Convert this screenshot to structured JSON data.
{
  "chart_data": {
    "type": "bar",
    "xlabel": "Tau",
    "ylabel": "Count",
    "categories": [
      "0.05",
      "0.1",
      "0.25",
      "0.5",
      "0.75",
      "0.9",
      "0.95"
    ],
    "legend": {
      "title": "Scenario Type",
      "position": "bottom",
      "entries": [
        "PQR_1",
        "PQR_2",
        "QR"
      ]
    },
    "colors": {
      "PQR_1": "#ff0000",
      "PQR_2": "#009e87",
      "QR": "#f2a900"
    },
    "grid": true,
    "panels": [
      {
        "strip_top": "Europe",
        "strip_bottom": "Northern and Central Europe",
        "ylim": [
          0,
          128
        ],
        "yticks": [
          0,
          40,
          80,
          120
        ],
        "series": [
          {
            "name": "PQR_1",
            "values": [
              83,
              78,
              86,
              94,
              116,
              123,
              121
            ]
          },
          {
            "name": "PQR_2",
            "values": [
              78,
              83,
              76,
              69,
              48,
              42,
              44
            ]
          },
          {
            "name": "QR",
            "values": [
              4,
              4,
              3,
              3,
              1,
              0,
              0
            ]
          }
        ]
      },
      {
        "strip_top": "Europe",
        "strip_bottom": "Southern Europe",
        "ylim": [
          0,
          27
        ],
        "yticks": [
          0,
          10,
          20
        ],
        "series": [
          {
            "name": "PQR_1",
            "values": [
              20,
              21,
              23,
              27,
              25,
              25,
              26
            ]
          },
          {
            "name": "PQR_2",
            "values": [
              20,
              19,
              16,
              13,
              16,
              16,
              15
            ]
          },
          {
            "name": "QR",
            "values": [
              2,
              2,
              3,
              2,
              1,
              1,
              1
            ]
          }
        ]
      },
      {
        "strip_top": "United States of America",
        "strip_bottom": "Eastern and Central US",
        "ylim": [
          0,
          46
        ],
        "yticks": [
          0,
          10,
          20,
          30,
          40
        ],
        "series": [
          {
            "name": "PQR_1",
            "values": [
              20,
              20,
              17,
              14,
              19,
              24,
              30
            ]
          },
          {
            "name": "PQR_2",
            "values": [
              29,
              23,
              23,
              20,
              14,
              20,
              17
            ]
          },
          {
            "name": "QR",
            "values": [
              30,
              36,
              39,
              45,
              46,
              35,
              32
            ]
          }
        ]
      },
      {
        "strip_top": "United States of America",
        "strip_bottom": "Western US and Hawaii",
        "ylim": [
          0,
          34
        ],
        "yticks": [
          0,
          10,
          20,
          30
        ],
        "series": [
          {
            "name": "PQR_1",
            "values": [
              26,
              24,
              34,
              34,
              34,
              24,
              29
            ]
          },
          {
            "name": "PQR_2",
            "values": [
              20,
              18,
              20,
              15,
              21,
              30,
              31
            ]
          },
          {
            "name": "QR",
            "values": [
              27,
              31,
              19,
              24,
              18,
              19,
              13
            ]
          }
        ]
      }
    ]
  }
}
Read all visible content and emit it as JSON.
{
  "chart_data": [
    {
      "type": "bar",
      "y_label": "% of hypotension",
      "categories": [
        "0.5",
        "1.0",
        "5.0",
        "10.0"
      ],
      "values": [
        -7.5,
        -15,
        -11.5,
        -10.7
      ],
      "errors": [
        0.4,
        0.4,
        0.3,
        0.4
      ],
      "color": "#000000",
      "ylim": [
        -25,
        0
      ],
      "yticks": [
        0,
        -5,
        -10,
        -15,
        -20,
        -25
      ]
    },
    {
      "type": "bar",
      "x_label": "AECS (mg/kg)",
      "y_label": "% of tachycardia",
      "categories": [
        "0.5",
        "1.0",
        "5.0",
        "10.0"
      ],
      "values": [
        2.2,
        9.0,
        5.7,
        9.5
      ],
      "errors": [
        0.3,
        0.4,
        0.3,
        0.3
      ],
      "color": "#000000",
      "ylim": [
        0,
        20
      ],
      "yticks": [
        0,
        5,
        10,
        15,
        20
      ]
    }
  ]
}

+ + +

Every record should be repeated exactly; please leave none out.

### ANSWER TO THE PROBLEM
Convert this screenshot to structured JSON data.
{
  "chart_data": {
    "type": "bar",
    "xlabel": "Tau",
    "ylabel": "Count",
    "categories": [
      "0.05",
      "0.1",
      "0.25",
      "0.5",
      "0.75",
      "0.9",
      "0.95"
    ],
    "legend": {
      "title": "Scenario Type",
      "position": "bottom",
      "entries": [
        "PQR_1",
        "PQR_2",
        "QR"
      ]
    },
    "colors": {
      "PQR_1": "#ff0000",
      "PQR_2": "#009e87",
      "QR": "#f2a900"
    },
    "grid": true,
    "panels": [
      {
        "strip_top": "Europe",
        "strip_bottom": "Northern and Central Europe",
        "ylim": [
          0,
          128
        ],
        "yticks": [
          0,
          40,
          80,
          120
        ],
        "series": [
          {
            "name": "PQR_1",
            "values": [
              83,
              78,
              86,
              94,
              116,
              123,
              121
            ]
          },
          {
            "name": "PQR_2",
            "values": [
              78,
              83,
              76,
              69,
              48,
              42,
              44
            ]
          },
          {
            "name": "QR",
            "values": [
              4,
              4,
              3,
              3,
              1,
              0,
              0
            ]
          }
        ]
      },
      {
        "strip_top": "Europe",
        "strip_bottom": "Southern Europe",
        "ylim": [
          0,
          27
        ],
        "yticks": [
          0,
          10,
          20
        ],
        "series": [
          {
            "name": "PQR_1",
            "values": [
              20,
              21,
              23,
              27,
              25,
              25,
              26
            ]
          },
          {
            "name": "PQR_2",
            "values": [
              20,
              19,
              16,
              13,
              16,
              16,
              15
            ]
          },
          {
            "name": "QR",
            "values": [
              2,
              2,
              3,
              2,
              1,
              1,
              1
            ]
          }
        ]
      },
      {
        "strip_top": "United States of America",
        "strip_bottom": "Eastern and Central US",
        "ylim": [
          0,
          46
        ],
        "yticks": [
          0,
          10,
          20,
          30,
          40
        ],
        "series": [
          {
            "name": "PQR_1",
            "values": [
              20,
              20,
              17,
              14,
              19,
              24,
              30
            ]
          },
          {
            "name": "PQR_2",
            "values": [
              29,
              23,
              23,
              20,
              14,
              20,
              17
            ]
          },
          {
            "name": "QR",
            "values": [
              30,
              36,
              39,
              45,
              46,
              35,
              32
            ]
          }
        ]
      },
      {
        "strip_top": "United States of America",
        "strip_bottom": "Western US and Hawaii",
        "ylim": [
          0,
          34
        ],
        "yticks": [
          0,
          10,
          20,
          30
        ],
        "series": [
          {
            "name": "PQR_1",
            "values": [
              26,
              24,
              34,
              34,
              34,
              24,
              29
            ]
          },
          {
            "name": "PQR_2",
            "values": [
              20,
              18,
              20,
              15,
              21,
              30,
              31
            ]
          },
          {
            "name": "QR",
            "values": [
              27,
              31,
              19,
              24,
              18,
              19,
              13
            ]
          }
        ]
      }
    ]
  }
}
Read all visible content and emit it as JSON.
{
  "chart_data": [
    {
      "type": "bar",
      "y_label": "% of hypotension",
      "categories": [
        "0.5",
        "1.0",
        "5.0",
        "10.0"
      ],
      "values": [
        -7.5,
        -15,
        -11.5,
        -10.7
      ],
      "errors": [
        0.4,
        0.4,
        0.3,
        0.4
      ],
      "color": "#000000",
      "ylim": [
        -25,
        0
      ],
      "yticks": [
        0,
        -5,
        -10,
        -15,
        -20,
        -25
      ]
    },
    {
      "type": "bar",
      "x_label": "AECS (mg/kg)",
      "y_label": "% of tachycardia",
      "categories": [
        "0.5",
        "1.0",
        "5.0",
        "10.0"
      ],
      "values": [
        2.2,
        9.0,
        5.7,
        9.5
      ],
      "errors": [
        0.3,
        0.4,
        0.3,
        0.3
      ],
      "color": "#000000",
      "ylim": [
        0,
        20
      ],
      "yticks": [
        0,
        5,
        10,
        15,
        20
      ]
    }
  ]
}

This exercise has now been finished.